# [原文摘录]
↓↓↓
Tree under Moon shining

http://www.pythonchallenge.com/

通过网页提示也好，回答问题，找到下一个链接的入口。

Level 0
http://www.pythonchallenge.com/pc/def/0.html
>>> 2**38
274877906944L

Level 1
http://www.pythonchallenge.com/pc/def/map.html
先解决hint，之前的想法是list后再用映射对每个字符ord后再加2，然后chr一下，最后jion出来，不过显然不对题意，因为z->b，y->a，并且字符不需要替换。
hint推荐的方法是string.maketrans()
>>> from string import maketrans
>>> str="g fmnc wms bgblr rpylqjyrc gr zw fylb. rfyrq ufyr amknsrcpq ypc dmp. bmgle gr gl zw fylb gq glcddgagclr ylb rfyr'q ufw rfgq rcvr gq qm jmle. sqgle qrpgle.kyicrpylq() gq pcamkkclbcb. lmu ynnjw ml rfc spj."
>>> print str.translate(maketrans("yzabcdefghijklmnopqrstuvwx","abcdefghijklmnopqrstuvwxyz"))
i hope you didnt translate it by hand. thats what computers are for. doing it in by hand is inefficient and that's why this text is so long. using string.maketrans() is recommended. now apply on the url.
>>> str="map"
>>> print str.translate(maketrans("yzabcdefghijklmnopqrstuvwx","abcdefghijklmnopqrstuvwxyz"))
ocr

Level 2
http://www.pythonchallenge.com/pc/def/ocr.html
>>> import re
>>> str = "网页源码中的一票乱字符，记得先把换行符替换掉"
>>> re.sub(r'\W|_','',str)
'equality'

Level 3
http://www.pythonchallenge.com/pc/def/equality.html
>>> import re
>>> str = "网页源码中的一票乱字符，记得先把换行符替换掉"
>>> print "".join(["%s" % b for b in re.findall('^|[a-z]{1,1}[A-Z]{3,3}([a-z])[A-Z]{3,3}[a-z]{1,1}|$',str)])
linkedlist

Level 4
http://www.pythonchallenge.com/pc/def/linkedlist.php
一开始没有明白什么意思，就写了一个搓的
import re
import urllib2
running = True
url = 'http://www.pythonchallenge.com/pc/def/linkedlist.php?nothing=46059'
while running:
response = urllib2.urlopen(url)
↑↑↑
# [任务列表]
**A.** 请把原文摘录中的句子“i hope you didnt translate it by hand.”译成中文。
**B.** 请列出原文摘录中所有以 .html 或 .php 结尾的网址。
**C.** 请从原文摘录中摘出一段：从含有“Tree under Moon”的地方开始，到“->a，并且字符不需要替换。”之后结束。

# [所给资料]
↓↓↓
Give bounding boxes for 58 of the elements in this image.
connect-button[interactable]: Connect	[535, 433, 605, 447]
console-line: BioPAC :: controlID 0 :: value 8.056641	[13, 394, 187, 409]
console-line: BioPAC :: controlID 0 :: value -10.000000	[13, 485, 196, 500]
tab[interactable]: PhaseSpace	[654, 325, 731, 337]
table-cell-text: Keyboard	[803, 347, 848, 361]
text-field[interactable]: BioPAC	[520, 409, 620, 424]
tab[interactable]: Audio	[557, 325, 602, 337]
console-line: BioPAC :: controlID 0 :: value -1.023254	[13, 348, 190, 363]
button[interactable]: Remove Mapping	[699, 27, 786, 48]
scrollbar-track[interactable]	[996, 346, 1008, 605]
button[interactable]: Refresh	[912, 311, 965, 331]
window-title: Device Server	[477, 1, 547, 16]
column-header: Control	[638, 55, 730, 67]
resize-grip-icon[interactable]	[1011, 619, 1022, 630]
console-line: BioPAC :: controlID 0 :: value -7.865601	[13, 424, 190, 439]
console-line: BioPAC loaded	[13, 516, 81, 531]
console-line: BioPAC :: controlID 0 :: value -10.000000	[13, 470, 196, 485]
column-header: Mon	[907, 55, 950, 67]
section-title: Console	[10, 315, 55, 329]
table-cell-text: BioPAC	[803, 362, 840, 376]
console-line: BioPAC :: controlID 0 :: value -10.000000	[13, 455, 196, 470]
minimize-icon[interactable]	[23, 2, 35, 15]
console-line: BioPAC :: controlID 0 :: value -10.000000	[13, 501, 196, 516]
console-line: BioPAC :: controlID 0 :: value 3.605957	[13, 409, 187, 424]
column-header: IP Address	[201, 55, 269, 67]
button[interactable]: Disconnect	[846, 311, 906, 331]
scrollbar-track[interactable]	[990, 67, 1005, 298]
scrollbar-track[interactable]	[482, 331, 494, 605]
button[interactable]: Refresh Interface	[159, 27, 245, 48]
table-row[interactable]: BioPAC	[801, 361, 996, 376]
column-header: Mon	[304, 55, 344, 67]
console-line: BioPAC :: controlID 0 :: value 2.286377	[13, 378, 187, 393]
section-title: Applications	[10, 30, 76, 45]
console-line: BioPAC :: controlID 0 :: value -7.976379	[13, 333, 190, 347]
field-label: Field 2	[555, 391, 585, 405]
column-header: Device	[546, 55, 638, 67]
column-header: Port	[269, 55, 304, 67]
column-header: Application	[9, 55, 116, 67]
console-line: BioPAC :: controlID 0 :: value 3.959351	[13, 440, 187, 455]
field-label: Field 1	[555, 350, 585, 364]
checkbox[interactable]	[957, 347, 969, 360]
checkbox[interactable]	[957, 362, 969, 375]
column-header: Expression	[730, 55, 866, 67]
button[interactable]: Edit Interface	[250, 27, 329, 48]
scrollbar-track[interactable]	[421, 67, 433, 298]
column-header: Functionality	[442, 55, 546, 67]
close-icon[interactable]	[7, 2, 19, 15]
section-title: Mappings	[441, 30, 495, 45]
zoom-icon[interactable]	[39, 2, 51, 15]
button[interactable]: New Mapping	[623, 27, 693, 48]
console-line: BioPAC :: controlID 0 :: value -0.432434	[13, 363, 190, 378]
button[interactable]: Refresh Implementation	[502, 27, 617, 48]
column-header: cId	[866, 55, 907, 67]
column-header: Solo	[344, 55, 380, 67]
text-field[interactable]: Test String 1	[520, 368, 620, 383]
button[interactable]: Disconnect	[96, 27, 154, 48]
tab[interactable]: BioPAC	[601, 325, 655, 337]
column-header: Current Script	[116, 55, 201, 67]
↑↑↑
# [参考答案]
**A.** 我希望你不是手动翻译它的。

**B.**
http://www.pythonchallenge.com/pc/def/0.html
http://www.pythonchallenge.com/pc/def/map.html
http://www.pythonchallenge.com/pc/def/ocr.html
http://www.pythonchallenge.com/pc/def/equality.html
http://www.pythonchallenge.com/pc/def/linkedlist.php

**C.**
Tree under Moon shining

http://www.pythonchallenge.com/

通过网页提示也好，回答问题，找到下一个链接的入口。

Level 0
http://www.pythonchallenge.com/pc/def/0.html
>>> 2**38
274877906944L

Level 1
http://www.pythonchallenge.com/pc/def/map.html
先解决hint，之前的想法是list后再用映射对每个字符ord后再加2，然后chr一下，最后jion出来，不过显然不对题意，因为z->b，y->a，并且字符不需要替换。